# [AIM OF THE TASK]
Each line containing the word "name" should be found and copied.

# [DATASET ENTRIES]

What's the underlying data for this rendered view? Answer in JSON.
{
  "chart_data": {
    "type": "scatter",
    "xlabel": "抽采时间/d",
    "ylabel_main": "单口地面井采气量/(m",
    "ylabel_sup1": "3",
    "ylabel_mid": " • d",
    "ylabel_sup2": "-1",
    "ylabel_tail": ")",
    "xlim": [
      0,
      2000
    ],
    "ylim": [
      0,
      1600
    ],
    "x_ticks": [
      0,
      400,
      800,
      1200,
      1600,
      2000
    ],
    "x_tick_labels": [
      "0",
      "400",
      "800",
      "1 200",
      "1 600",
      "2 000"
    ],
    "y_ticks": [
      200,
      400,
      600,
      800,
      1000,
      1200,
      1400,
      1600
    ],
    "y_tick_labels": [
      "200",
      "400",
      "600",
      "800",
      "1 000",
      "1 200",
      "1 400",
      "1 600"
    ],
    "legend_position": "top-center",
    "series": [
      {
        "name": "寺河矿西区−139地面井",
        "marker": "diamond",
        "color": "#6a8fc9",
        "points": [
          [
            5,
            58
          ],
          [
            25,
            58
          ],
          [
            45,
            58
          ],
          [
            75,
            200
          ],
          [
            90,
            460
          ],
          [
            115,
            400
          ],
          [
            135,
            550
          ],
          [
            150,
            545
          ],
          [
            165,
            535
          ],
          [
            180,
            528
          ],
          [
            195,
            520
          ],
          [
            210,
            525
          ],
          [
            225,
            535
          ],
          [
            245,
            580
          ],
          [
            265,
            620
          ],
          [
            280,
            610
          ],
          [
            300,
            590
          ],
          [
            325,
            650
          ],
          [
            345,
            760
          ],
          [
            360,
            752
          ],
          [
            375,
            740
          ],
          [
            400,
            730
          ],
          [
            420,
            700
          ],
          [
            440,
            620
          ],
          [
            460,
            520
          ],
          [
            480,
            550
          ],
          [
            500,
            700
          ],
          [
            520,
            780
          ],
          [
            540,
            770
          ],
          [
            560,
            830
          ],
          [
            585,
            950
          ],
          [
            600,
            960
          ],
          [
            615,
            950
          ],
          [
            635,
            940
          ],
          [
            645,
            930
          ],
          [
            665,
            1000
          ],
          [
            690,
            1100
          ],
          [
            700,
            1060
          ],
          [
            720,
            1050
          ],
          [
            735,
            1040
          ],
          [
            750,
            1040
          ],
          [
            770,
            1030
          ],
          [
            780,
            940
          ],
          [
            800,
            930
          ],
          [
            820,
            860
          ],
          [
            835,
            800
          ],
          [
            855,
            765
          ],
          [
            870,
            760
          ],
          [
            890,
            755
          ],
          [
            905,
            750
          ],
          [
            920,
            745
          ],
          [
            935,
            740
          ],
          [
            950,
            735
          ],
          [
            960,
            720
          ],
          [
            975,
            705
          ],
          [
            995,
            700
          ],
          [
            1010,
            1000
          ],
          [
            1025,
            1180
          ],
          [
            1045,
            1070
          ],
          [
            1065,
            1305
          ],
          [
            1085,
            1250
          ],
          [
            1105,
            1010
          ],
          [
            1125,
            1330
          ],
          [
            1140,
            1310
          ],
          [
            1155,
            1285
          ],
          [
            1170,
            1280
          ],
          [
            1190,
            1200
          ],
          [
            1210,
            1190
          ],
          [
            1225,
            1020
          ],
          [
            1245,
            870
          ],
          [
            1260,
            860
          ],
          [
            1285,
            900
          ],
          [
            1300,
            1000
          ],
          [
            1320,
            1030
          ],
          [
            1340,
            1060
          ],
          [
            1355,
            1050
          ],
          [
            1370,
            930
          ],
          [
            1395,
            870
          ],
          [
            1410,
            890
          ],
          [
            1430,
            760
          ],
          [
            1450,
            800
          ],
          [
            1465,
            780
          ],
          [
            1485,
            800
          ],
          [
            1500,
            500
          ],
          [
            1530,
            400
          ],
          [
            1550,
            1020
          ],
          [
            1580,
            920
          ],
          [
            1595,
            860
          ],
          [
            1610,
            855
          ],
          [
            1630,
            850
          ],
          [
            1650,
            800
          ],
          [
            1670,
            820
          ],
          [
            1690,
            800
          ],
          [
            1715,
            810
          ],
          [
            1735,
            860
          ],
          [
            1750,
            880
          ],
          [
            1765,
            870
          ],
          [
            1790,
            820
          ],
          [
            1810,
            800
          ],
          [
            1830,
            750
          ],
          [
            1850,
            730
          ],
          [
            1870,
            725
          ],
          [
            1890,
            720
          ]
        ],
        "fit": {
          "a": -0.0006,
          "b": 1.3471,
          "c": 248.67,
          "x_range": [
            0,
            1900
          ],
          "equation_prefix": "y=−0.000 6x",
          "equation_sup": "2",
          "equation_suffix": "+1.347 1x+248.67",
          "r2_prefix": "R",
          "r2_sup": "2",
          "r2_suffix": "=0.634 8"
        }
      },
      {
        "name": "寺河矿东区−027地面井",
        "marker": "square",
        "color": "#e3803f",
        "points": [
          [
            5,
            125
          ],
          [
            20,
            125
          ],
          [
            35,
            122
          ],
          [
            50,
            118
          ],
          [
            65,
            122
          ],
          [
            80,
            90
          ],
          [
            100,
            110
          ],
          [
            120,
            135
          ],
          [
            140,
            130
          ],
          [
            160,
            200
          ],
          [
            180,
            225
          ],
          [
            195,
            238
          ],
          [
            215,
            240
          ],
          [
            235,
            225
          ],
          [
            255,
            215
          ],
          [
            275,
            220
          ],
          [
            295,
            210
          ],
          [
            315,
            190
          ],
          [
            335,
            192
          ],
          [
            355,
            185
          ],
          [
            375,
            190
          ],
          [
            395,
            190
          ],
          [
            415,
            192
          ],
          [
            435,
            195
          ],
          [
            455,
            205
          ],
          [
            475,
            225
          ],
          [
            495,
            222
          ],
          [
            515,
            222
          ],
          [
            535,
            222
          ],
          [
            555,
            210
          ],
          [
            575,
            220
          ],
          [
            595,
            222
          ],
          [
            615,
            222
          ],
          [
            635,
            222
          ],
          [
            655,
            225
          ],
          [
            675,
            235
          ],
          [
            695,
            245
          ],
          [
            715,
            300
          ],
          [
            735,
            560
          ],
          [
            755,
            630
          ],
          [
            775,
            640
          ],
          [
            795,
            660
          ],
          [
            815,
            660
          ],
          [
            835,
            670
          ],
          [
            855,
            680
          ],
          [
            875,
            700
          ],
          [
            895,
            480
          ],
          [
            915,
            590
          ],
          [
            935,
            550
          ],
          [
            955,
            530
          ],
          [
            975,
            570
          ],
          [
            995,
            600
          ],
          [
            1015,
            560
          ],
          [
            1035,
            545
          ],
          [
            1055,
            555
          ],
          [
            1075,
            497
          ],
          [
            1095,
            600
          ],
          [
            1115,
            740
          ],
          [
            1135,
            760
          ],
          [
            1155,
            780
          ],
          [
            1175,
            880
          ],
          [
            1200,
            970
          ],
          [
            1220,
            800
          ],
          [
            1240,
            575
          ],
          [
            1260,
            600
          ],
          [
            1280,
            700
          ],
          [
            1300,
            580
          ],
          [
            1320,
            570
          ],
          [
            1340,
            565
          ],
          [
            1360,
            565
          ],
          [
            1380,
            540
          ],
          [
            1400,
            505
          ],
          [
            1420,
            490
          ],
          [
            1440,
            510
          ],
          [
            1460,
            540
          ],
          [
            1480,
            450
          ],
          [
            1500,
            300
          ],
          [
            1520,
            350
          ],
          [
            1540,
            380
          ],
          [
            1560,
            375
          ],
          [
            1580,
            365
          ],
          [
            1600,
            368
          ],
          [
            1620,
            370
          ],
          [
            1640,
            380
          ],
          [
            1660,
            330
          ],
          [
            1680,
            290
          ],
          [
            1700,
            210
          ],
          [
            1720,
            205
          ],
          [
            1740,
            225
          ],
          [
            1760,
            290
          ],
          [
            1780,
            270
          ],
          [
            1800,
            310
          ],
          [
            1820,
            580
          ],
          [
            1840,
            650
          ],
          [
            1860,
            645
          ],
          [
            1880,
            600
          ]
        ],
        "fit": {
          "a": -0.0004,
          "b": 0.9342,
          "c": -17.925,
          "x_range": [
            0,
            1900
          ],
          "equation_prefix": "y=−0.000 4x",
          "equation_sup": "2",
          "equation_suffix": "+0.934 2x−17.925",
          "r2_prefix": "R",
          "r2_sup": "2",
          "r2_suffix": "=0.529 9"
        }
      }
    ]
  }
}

# [OUTPUT FOR THIS TASK]
        "name": "寺河矿西区−139地面井",
        "name": "寺河矿东区−027地面井",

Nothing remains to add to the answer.